* [Exercise]: Quote the listing below in its entirety, omitting every image.

BEGIN Recorded information

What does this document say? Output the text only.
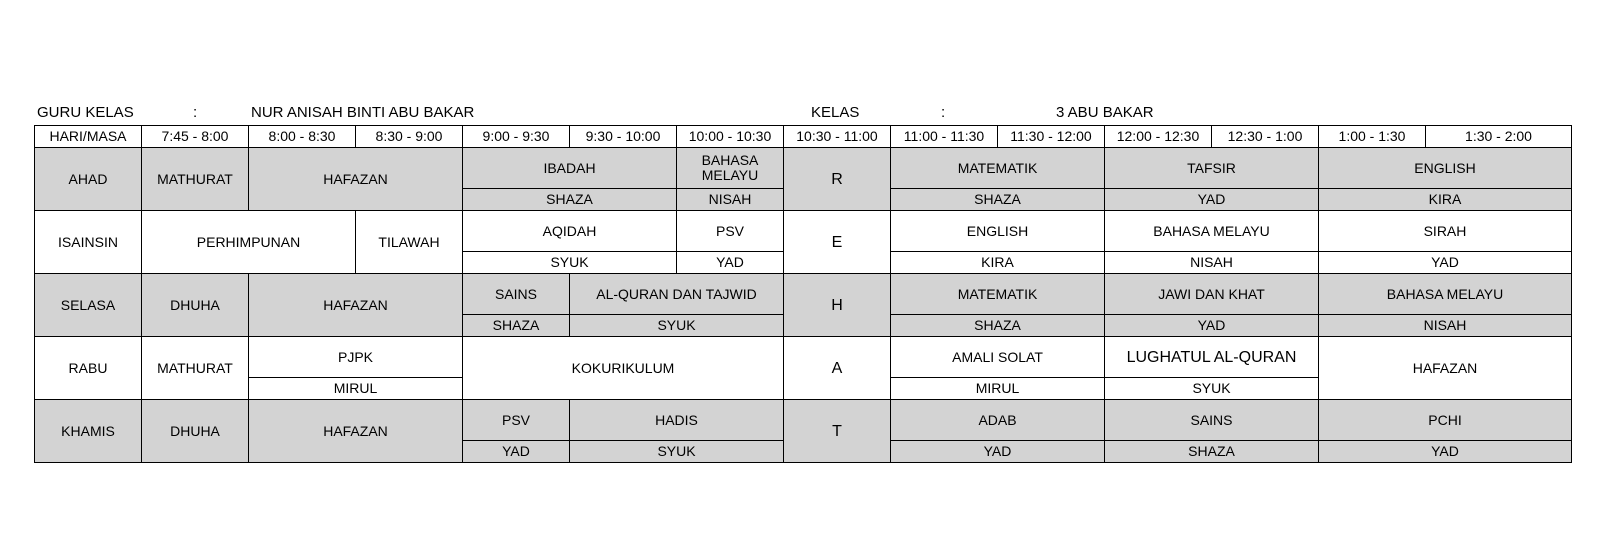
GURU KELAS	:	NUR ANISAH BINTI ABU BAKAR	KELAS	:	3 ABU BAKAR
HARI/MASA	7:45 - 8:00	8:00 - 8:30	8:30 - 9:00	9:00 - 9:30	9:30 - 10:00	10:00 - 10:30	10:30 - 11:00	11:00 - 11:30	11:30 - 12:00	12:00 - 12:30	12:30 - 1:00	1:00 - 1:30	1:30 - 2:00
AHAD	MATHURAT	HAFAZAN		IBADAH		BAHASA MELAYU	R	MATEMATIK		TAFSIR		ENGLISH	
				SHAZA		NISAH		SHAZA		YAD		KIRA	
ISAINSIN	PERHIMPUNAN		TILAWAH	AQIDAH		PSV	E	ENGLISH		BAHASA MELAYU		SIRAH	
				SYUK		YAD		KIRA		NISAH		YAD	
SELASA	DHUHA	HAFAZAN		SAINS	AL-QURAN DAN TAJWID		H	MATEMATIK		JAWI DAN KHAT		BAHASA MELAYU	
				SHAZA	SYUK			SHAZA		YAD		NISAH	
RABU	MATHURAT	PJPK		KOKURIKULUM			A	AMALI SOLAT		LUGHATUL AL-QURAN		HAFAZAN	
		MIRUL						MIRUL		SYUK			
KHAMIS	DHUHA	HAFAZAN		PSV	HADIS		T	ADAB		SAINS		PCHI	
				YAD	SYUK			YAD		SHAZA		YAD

END Recorded information

* [Final result]:
What does this document say? Output the text only.
GURU KELAS	:	NUR ANISAH BINTI ABU BAKAR	KELAS	:	3 ABU BAKAR
HARI/MASA	7:45 - 8:00	8:00 - 8:30	8:30 - 9:00	9:00 - 9:30	9:30 - 10:00	10:00 - 10:30	10:30 - 11:00	11:00 - 11:30	11:30 - 12:00	12:00 - 12:30	12:30 - 1:00	1:00 - 1:30	1:30 - 2:00
AHAD	MATHURAT	HAFAZAN		IBADAH		BAHASA MELAYU	R	MATEMATIK		TAFSIR		ENGLISH	
				SHAZA		NISAH		SHAZA		YAD		KIRA	
ISAINSIN	PERHIMPUNAN		TILAWAH	AQIDAH		PSV	E	ENGLISH		BAHASA MELAYU		SIRAH	
				SYUK		YAD		KIRA		NISAH		YAD	
SELASA	DHUHA	HAFAZAN		SAINS	AL-QURAN DAN TAJWID		H	MATEMATIK		JAWI DAN KHAT		BAHASA MELAYU	
				SHAZA	SYUK			SHAZA		YAD		NISAH	
RABU	MATHURAT	PJPK		KOKURIKULUM			A	AMALI SOLAT		LUGHATUL AL-QURAN		HAFAZAN	
		MIRUL						MIRUL		SYUK			
KHAMIS	DHUHA	HAFAZAN		PSV	HADIS		T	ADAB		SAINS		PCHI	
				YAD	SYUK			YAD		SHAZA		YAD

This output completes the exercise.